→ **Working data**:
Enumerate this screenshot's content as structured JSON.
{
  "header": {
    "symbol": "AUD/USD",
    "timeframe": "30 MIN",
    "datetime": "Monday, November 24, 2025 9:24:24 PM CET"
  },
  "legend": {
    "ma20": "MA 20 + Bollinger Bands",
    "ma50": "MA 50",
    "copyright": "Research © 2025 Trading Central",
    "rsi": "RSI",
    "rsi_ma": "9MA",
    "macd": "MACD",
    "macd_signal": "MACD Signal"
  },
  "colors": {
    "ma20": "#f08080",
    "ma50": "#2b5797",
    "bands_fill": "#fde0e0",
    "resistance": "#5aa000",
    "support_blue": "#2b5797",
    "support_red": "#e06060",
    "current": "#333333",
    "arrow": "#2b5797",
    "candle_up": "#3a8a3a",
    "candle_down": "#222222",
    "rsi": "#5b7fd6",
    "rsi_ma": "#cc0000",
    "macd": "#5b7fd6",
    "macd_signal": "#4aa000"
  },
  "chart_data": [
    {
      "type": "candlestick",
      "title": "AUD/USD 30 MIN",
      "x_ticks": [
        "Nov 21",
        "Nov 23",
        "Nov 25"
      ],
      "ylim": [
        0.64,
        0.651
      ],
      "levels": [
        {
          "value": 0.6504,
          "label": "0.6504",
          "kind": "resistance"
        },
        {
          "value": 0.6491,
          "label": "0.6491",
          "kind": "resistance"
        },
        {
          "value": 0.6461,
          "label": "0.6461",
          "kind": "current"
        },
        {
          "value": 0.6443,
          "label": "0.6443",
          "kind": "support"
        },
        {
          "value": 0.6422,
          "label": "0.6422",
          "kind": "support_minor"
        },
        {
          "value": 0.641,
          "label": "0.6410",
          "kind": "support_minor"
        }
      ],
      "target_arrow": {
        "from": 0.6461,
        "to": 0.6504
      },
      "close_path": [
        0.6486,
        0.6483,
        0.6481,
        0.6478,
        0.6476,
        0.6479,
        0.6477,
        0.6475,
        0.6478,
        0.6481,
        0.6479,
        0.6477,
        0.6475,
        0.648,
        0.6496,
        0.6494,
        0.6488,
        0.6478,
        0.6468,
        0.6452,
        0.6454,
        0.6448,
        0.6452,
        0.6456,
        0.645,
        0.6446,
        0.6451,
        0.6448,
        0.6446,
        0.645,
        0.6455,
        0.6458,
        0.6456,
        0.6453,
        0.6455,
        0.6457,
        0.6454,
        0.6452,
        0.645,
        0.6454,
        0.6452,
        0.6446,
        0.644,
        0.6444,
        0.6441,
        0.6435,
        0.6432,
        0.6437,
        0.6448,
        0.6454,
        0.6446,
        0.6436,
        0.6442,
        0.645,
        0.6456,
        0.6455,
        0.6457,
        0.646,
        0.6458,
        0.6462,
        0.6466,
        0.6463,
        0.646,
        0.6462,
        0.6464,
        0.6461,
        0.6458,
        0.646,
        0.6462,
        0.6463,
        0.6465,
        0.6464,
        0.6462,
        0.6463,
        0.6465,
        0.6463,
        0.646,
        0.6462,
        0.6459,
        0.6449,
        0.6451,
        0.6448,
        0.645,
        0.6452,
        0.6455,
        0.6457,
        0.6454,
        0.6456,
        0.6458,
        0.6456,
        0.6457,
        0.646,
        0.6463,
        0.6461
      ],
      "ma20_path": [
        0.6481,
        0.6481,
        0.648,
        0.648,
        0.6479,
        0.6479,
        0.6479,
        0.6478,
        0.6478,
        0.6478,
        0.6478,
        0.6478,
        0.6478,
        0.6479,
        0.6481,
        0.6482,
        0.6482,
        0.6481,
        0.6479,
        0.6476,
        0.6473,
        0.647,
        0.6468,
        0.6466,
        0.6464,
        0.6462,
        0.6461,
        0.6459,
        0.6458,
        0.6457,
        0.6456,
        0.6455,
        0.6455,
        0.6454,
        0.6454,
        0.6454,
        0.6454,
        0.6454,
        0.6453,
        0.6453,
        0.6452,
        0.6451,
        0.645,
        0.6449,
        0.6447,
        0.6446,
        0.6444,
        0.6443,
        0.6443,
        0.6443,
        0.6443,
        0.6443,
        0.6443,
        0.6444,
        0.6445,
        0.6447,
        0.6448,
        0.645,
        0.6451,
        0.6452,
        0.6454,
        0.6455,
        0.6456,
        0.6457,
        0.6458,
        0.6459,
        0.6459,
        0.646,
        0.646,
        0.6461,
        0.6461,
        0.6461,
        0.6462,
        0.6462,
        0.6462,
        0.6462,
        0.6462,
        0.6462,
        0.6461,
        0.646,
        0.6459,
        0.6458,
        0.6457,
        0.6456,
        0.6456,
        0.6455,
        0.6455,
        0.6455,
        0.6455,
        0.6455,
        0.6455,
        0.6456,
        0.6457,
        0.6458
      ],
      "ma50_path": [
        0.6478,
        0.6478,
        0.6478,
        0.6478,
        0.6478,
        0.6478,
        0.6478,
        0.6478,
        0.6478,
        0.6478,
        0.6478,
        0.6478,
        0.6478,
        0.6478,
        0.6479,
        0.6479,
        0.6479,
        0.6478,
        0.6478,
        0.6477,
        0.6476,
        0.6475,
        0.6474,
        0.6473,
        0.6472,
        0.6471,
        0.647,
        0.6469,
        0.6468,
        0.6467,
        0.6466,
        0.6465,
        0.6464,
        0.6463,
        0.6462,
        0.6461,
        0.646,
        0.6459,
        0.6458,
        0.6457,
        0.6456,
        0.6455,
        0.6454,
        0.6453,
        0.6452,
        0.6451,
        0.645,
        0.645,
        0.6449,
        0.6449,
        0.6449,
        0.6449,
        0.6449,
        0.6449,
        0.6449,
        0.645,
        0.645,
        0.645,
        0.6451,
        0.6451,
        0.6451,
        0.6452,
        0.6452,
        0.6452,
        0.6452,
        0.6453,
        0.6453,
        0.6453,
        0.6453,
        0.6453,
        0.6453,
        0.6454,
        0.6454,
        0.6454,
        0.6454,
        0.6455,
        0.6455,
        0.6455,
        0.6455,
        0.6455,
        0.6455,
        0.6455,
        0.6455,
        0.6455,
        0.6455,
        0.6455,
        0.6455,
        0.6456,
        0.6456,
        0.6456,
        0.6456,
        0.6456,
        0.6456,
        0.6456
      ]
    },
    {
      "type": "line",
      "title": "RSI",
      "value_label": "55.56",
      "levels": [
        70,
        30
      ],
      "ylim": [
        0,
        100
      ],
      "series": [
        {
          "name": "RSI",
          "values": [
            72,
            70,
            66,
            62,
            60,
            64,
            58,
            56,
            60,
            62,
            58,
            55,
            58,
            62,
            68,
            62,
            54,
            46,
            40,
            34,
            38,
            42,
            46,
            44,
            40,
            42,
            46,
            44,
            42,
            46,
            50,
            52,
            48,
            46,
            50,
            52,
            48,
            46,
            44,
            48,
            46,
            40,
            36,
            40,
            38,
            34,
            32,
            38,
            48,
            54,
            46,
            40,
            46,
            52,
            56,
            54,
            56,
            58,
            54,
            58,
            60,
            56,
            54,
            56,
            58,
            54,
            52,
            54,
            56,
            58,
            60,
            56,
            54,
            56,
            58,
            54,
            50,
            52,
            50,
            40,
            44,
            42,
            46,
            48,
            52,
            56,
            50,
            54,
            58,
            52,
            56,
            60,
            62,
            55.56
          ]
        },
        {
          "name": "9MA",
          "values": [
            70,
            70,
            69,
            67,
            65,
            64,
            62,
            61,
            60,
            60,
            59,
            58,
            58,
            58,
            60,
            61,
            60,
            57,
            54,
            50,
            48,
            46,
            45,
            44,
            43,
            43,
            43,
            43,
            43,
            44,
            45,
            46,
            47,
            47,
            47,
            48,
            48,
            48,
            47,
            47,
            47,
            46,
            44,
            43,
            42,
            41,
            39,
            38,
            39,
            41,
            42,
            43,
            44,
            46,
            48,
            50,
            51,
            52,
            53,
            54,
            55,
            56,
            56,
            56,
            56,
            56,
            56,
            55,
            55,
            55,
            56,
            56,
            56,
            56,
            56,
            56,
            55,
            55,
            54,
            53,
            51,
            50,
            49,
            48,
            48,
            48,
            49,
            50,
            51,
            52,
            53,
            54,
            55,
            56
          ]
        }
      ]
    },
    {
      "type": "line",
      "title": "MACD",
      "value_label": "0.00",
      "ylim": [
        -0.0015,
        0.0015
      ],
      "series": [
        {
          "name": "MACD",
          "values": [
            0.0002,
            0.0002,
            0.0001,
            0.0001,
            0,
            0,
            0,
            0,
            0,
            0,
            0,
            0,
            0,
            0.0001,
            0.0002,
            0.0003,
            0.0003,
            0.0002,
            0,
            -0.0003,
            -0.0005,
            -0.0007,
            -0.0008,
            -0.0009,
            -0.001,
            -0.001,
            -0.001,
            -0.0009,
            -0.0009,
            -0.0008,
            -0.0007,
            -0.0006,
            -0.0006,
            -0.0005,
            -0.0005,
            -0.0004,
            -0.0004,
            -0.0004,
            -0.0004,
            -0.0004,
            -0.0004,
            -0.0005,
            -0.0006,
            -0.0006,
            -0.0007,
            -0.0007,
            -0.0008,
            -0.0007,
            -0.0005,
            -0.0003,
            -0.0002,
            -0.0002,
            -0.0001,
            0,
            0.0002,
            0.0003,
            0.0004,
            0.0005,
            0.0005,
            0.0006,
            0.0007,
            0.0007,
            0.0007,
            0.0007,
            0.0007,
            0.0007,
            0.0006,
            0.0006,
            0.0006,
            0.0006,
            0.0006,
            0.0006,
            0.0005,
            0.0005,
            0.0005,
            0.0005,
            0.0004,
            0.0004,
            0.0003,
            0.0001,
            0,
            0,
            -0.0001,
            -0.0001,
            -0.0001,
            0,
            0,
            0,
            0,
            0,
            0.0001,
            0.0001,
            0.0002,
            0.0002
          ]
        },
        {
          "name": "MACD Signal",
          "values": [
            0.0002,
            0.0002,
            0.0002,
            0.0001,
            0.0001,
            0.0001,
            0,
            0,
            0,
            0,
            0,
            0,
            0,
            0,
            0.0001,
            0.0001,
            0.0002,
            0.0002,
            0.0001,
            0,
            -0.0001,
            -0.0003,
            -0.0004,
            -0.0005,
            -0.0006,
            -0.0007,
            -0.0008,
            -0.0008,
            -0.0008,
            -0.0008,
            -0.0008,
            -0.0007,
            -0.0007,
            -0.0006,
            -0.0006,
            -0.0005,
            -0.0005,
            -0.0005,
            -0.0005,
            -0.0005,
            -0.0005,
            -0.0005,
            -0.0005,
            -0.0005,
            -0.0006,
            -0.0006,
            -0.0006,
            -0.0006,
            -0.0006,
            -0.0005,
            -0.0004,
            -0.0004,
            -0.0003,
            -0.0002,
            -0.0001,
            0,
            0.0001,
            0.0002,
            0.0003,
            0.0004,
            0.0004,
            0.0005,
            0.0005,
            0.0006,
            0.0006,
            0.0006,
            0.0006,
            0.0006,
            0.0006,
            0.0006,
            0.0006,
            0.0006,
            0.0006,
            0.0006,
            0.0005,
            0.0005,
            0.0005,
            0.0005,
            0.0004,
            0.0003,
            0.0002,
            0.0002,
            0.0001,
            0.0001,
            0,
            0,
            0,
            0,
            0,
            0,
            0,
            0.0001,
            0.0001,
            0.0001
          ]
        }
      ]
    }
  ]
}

→ **Exercise**: Go through the listing above and return every line where the word "name" occurs.

→ **Solution to this problem**:
          "name": "RSI",
          "name": "9MA",
          "name": "MACD",
          "name": "MACD Signal",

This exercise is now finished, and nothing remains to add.